-- SET PROBLEM --
Retype the listing that follows, exactly as written.

-- EXCERPTED DATA --
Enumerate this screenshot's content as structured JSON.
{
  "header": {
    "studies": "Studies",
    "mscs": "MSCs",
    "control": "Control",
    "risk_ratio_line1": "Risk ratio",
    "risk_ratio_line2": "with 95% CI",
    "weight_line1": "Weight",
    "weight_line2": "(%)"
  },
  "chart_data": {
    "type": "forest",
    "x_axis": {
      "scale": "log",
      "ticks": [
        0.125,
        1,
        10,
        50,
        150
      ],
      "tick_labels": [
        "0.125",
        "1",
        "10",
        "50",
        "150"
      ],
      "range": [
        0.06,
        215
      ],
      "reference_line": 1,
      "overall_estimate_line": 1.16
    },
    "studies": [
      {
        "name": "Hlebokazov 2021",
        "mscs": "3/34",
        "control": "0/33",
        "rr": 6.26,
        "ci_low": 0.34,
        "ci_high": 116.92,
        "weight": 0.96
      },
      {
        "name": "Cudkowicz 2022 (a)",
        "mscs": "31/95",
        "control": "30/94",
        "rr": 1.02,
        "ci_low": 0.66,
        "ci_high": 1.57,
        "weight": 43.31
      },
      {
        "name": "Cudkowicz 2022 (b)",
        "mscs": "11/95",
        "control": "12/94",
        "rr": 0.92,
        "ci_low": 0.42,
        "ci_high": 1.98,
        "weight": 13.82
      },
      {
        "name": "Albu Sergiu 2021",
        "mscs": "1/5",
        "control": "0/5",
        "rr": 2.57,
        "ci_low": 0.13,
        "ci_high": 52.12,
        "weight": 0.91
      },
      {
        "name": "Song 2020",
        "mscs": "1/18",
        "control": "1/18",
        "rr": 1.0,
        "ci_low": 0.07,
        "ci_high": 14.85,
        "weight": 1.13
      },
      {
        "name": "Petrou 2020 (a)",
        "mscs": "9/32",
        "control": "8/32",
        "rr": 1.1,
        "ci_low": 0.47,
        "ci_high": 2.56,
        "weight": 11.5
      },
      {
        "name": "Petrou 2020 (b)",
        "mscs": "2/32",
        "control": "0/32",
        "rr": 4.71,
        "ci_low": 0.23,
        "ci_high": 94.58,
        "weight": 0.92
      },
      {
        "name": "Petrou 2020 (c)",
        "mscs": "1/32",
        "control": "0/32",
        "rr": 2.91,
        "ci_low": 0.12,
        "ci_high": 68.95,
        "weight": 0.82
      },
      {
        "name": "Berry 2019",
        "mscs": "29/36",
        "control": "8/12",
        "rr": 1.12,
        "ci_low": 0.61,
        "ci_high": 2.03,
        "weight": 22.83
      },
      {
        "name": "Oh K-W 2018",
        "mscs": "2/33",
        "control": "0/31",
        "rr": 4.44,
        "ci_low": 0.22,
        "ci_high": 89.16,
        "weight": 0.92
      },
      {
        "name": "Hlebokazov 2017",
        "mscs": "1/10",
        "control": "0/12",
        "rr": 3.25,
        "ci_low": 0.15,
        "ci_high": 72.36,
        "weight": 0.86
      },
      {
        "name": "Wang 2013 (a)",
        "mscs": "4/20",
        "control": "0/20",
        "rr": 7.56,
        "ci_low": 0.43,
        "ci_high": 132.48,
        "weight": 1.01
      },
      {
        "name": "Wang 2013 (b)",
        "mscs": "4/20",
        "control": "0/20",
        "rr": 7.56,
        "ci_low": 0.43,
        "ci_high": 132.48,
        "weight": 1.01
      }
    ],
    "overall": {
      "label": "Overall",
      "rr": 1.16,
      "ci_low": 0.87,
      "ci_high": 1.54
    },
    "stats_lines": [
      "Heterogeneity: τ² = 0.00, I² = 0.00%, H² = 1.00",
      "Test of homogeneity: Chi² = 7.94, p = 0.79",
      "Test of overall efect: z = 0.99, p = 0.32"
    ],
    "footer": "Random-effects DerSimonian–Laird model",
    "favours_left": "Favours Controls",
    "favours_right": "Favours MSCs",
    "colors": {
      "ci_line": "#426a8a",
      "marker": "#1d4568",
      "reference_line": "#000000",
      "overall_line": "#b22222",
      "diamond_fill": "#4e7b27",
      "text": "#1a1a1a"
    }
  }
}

-- EXPECTED ANSWER --
Enumerate this screenshot's content as structured JSON.
{
  "header": {
    "studies": "Studies",
    "mscs": "MSCs",
    "control": "Control",
    "risk_ratio_line1": "Risk ratio",
    "risk_ratio_line2": "with 95% CI",
    "weight_line1": "Weight",
    "weight_line2": "(%)"
  },
  "chart_data": {
    "type": "forest",
    "x_axis": {
      "scale": "log",
      "ticks": [
        0.125,
        1,
        10,
        50,
        150
      ],
      "tick_labels": [
        "0.125",
        "1",
        "10",
        "50",
        "150"
      ],
      "range": [
        0.06,
        215
      ],
      "reference_line": 1,
      "overall_estimate_line": 1.16
    },
    "studies": [
      {
        "name": "Hlebokazov 2021",
        "mscs": "3/34",
        "control": "0/33",
        "rr": 6.26,
        "ci_low": 0.34,
        "ci_high": 116.92,
        "weight": 0.96
      },
      {
        "name": "Cudkowicz 2022 (a)",
        "mscs": "31/95",
        "control": "30/94",
        "rr": 1.02,
        "ci_low": 0.66,
        "ci_high": 1.57,
        "weight": 43.31
      },
      {
        "name": "Cudkowicz 2022 (b)",
        "mscs": "11/95",
        "control": "12/94",
        "rr": 0.92,
        "ci_low": 0.42,
        "ci_high": 1.98,
        "weight": 13.82
      },
      {
        "name": "Albu Sergiu 2021",
        "mscs": "1/5",
        "control": "0/5",
        "rr": 2.57,
        "ci_low": 0.13,
        "ci_high": 52.12,
        "weight": 0.91
      },
      {
        "name": "Song 2020",
        "mscs": "1/18",
        "control": "1/18",
        "rr": 1.0,
        "ci_low": 0.07,
        "ci_high": 14.85,
        "weight": 1.13
      },
      {
        "name": "Petrou 2020 (a)",
        "mscs": "9/32",
        "control": "8/32",
        "rr": 1.1,
        "ci_low": 0.47,
        "ci_high": 2.56,
        "weight": 11.5
      },
      {
        "name": "Petrou 2020 (b)",
        "mscs": "2/32",
        "control": "0/32",
        "rr": 4.71,
        "ci_low": 0.23,
        "ci_high": 94.58,
        "weight": 0.92
      },
      {
        "name": "Petrou 2020 (c)",
        "mscs": "1/32",
        "control": "0/32",
        "rr": 2.91,
        "ci_low": 0.12,
        "ci_high": 68.95,
        "weight": 0.82
      },
      {
        "name": "Berry 2019",
        "mscs": "29/36",
        "control": "8/12",
        "rr": 1.12,
        "ci_low": 0.61,
        "ci_high": 2.03,
        "weight": 22.83
      },
      {
        "name": "Oh K-W 2018",
        "mscs": "2/33",
        "control": "0/31",
        "rr": 4.44,
        "ci_low": 0.22,
        "ci_high": 89.16,
        "weight": 0.92
      },
      {
        "name": "Hlebokazov 2017",
        "mscs": "1/10",
        "control": "0/12",
        "rr": 3.25,
        "ci_low": 0.15,
        "ci_high": 72.36,
        "weight": 0.86
      },
      {
        "name": "Wang 2013 (a)",
        "mscs": "4/20",
        "control": "0/20",
        "rr": 7.56,
        "ci_low": 0.43,
        "ci_high": 132.48,
        "weight": 1.01
      },
      {
        "name": "Wang 2013 (b)",
        "mscs": "4/20",
        "control": "0/20",
        "rr": 7.56,
        "ci_low": 0.43,
        "ci_high": 132.48,
        "weight": 1.01
      }
    ],
    "overall": {
      "label": "Overall",
      "rr": 1.16,
      "ci_low": 0.87,
      "ci_high": 1.54
    },
    "stats_lines": [
      "Heterogeneity: τ² = 0.00, I² = 0.00%, H² = 1.00",
      "Test of homogeneity: Chi² = 7.94, p = 0.79",
      "Test of overall efect: z = 0.99, p = 0.32"
    ],
    "footer": "Random-effects DerSimonian–Laird model",
    "favours_left": "Favours Controls",
    "favours_right": "Favours MSCs",
    "colors": {
      "ci_line": "#426a8a",
      "marker": "#1d4568",
      "reference_line": "#000000",
      "overall_line": "#b22222",
      "diamond_fill": "#4e7b27",
      "text": "#1a1a1a"
    }
  }
}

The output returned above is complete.